SUPPLIED ENTRIES:
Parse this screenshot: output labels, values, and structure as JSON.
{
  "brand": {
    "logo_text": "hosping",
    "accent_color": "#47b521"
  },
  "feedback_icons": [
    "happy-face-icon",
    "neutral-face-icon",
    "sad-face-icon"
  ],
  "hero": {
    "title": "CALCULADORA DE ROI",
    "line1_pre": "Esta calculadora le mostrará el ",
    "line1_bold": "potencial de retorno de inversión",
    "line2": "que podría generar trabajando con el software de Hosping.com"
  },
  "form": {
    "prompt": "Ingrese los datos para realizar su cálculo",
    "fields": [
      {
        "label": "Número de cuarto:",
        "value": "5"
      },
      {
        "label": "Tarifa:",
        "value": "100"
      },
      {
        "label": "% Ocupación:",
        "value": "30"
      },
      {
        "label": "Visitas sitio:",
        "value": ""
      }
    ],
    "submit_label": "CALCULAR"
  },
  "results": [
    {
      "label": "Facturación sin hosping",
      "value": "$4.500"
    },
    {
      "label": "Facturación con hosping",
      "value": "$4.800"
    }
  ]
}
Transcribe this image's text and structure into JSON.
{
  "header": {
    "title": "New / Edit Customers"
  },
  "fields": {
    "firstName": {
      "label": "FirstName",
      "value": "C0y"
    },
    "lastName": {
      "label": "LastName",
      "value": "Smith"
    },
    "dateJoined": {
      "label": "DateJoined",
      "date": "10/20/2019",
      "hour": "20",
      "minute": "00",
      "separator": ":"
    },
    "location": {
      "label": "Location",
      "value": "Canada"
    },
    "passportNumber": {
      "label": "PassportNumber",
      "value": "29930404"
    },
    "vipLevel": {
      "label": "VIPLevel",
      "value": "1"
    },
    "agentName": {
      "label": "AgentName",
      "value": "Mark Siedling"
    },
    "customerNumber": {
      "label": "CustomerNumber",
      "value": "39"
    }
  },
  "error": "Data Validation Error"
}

TASK TO CARRY OUT: Each entry above is to be quoted exactly.

SOLUTION BELOW:
Parse this screenshot: output labels, values, and structure as JSON.
{
  "brand": {
    "logo_text": "hosping",
    "accent_color": "#47b521"
  },
  "feedback_icons": [
    "happy-face-icon",
    "neutral-face-icon",
    "sad-face-icon"
  ],
  "hero": {
    "title": "CALCULADORA DE ROI",
    "line1_pre": "Esta calculadora le mostrará el ",
    "line1_bold": "potencial de retorno de inversión",
    "line2": "que podría generar trabajando con el software de Hosping.com"
  },
  "form": {
    "prompt": "Ingrese los datos para realizar su cálculo",
    "fields": [
      {
        "label": "Número de cuarto:",
        "value": "5"
      },
      {
        "label": "Tarifa:",
        "value": "100"
      },
      {
        "label": "% Ocupación:",
        "value": "30"
      },
      {
        "label": "Visitas sitio:",
        "value": ""
      }
    ],
    "submit_label": "CALCULAR"
  },
  "results": [
    {
      "label": "Facturación sin hosping",
      "value": "$4.500"
    },
    {
      "label": "Facturación con hosping",
      "value": "$4.800"
    }
  ]
}
Transcribe this image's text and structure into JSON.
{
  "header": {
    "title": "New / Edit Customers"
  },
  "fields": {
    "firstName": {
      "label": "FirstName",
      "value": "C0y"
    },
    "lastName": {
      "label": "LastName",
      "value": "Smith"
    },
    "dateJoined": {
      "label": "DateJoined",
      "date": "10/20/2019",
      "hour": "20",
      "minute": "00",
      "separator": ":"
    },
    "location": {
      "label": "Location",
      "value": "Canada"
    },
    "passportNumber": {
      "label": "PassportNumber",
      "value": "29930404"
    },
    "vipLevel": {
      "label": "VIPLevel",
      "value": "1"
    },
    "agentName": {
      "label": "AgentName",
      "value": "Mark Siedling"
    },
    "customerNumber": {
      "label": "CustomerNumber",
      "value": "39"
    }
  },
  "error": "Data Validation Error"
}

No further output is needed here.